**TASK TO CARRY OUT**. List each line of the data in which the string "경상남도" appears.

**MATERIAL SUPPLIED**.
======
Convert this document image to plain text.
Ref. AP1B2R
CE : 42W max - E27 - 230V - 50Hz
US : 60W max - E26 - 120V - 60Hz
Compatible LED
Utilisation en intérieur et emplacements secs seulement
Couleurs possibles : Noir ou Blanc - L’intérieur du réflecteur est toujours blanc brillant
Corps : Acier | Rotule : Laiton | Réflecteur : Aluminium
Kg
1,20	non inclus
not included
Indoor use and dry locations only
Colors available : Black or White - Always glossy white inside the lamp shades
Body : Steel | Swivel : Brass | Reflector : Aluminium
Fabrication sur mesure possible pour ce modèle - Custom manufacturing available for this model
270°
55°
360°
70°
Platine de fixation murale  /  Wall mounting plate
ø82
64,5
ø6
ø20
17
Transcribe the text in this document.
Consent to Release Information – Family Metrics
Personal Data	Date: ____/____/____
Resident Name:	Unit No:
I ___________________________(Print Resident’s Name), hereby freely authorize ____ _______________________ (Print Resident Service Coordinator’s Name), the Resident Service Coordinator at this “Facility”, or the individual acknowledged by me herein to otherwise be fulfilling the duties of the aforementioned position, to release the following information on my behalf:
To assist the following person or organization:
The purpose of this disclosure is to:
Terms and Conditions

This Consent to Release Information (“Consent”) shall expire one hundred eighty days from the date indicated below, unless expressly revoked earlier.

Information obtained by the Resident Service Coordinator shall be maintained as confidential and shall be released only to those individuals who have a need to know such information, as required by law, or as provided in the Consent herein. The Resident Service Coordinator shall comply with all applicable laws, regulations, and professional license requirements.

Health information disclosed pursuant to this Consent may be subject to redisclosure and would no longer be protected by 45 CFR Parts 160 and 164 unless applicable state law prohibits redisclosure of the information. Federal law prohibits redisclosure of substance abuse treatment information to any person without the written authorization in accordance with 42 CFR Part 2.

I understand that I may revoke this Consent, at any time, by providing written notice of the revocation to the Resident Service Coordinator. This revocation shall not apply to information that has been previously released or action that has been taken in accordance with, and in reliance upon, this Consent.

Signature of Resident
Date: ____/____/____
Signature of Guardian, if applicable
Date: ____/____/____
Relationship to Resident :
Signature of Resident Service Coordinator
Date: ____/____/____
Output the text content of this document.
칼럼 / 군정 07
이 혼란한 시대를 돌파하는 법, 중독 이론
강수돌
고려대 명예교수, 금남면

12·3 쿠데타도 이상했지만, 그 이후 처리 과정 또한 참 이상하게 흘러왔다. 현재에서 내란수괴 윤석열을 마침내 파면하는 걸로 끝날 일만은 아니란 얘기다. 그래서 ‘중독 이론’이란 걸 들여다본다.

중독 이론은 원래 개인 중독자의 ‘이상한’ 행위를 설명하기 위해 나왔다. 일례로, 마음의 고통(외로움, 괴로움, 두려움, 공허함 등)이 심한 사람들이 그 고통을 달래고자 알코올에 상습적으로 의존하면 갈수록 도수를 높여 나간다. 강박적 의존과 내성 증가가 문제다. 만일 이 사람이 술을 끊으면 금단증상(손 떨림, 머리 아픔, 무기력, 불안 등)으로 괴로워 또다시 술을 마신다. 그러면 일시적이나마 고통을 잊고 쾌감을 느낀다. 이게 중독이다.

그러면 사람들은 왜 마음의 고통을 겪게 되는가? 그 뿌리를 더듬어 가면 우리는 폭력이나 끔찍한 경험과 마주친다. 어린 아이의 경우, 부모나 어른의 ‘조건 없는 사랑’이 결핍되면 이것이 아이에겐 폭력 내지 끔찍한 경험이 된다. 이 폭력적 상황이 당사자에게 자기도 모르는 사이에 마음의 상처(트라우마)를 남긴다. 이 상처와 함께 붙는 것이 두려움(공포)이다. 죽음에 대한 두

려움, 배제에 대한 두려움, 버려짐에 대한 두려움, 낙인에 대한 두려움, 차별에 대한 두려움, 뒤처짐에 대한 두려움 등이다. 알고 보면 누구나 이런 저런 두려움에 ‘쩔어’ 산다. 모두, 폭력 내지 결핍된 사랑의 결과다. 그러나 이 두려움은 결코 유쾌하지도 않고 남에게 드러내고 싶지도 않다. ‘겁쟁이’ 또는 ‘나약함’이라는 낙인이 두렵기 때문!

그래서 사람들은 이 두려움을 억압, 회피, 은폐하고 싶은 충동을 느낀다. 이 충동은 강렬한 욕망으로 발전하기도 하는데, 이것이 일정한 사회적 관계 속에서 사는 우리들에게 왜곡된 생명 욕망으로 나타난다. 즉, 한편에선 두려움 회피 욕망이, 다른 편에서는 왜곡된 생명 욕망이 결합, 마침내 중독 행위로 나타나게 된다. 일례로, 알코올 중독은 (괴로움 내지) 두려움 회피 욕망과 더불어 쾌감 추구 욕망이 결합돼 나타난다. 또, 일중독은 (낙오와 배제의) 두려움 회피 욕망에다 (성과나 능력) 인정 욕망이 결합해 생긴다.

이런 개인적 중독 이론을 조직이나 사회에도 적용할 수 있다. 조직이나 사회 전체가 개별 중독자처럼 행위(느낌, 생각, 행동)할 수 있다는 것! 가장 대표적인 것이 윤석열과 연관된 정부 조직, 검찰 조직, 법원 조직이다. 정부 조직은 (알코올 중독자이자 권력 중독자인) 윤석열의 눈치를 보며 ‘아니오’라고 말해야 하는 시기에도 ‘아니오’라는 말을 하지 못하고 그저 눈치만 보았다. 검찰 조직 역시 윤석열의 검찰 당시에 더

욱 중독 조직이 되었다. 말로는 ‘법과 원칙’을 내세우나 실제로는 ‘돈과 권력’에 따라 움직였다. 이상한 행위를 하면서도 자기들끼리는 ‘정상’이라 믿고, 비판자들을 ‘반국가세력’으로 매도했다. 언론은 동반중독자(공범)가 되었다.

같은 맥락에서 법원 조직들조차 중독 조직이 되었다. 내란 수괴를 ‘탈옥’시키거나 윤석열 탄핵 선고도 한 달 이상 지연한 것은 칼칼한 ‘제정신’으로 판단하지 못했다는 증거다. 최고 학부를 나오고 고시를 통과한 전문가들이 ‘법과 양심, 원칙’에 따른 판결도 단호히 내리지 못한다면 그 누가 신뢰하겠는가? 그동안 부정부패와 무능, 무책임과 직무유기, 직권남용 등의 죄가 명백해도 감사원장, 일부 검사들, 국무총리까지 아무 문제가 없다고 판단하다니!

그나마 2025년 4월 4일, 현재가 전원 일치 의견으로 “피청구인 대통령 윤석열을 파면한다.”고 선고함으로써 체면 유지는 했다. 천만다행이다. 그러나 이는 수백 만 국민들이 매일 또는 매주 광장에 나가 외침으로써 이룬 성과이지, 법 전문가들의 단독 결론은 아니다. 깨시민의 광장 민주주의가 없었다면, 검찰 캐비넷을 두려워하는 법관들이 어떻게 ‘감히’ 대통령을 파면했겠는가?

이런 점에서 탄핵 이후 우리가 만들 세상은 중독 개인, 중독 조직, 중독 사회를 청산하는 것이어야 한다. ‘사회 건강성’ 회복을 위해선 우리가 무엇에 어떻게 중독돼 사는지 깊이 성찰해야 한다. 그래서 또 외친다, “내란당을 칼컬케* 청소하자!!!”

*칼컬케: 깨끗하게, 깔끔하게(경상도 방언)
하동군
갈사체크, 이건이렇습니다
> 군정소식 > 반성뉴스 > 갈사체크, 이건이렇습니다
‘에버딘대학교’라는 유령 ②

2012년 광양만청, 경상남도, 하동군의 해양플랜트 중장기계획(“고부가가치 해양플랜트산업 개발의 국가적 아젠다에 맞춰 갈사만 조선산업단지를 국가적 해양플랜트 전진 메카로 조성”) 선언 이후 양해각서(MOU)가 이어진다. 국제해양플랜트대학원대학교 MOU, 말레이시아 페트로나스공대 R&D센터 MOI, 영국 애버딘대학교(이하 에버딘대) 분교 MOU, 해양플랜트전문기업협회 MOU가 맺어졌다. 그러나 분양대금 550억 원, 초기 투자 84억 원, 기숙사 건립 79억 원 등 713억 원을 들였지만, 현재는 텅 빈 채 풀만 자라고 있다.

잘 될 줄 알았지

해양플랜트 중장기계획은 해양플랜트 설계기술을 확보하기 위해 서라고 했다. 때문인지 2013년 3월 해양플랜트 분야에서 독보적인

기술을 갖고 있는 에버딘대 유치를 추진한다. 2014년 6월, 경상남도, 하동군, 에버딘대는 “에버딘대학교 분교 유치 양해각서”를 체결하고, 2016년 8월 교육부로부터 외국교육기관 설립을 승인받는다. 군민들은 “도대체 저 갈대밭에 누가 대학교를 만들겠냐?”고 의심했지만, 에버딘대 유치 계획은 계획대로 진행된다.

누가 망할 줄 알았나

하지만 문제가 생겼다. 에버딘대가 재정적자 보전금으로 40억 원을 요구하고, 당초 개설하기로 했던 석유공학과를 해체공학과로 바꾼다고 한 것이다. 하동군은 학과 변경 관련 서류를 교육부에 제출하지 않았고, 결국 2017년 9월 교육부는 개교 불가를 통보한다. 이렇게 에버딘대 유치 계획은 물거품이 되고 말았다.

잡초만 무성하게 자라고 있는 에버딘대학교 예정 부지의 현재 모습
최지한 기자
======
**RESPONSE**.
2012년 광양만청, 경상남도, 하동군의 해양플랜트 중장기계획(“고부가가치 해양플랜트산업 개발의 국가적 아젠다에 맞춰 갈사만 조선산업단지를 국가적 해양플랜트 전진 메카로 조성”) 선언 이후 양해각서(MOU)가 이어진다. 국제해양플랜트대학원대학교 MOU, 말레이시아 페트로나스공대 R&D센터 MOI, 영국 애버딘대학교(이하 에버딘대) 분교 MOU, 해양플랜트전문기업협회 MOU가 맺어졌다. 그러나 분양대금 550억 원, 초기 투자 84억 원, 기숙사 건립 79억 원 등 713억 원을 들였지만, 현재는 텅 빈 채 풀만 자라고 있다.
기술을 갖고 있는 에버딘대 유치를 추진한다. 2014년 6월, 경상남도, 하동군, 에버딘대는 “에버딘대학교 분교 유치 양해각서”를 체결하고, 2016년 8월 교육부로부터 외국교육기관 설립을 승인받는다. 군민들은 “도대체 저 갈대밭에 누가 대학교를 만들겠냐?”고 의심했지만, 에버딘대 유치 계획은 계획대로 진행된다.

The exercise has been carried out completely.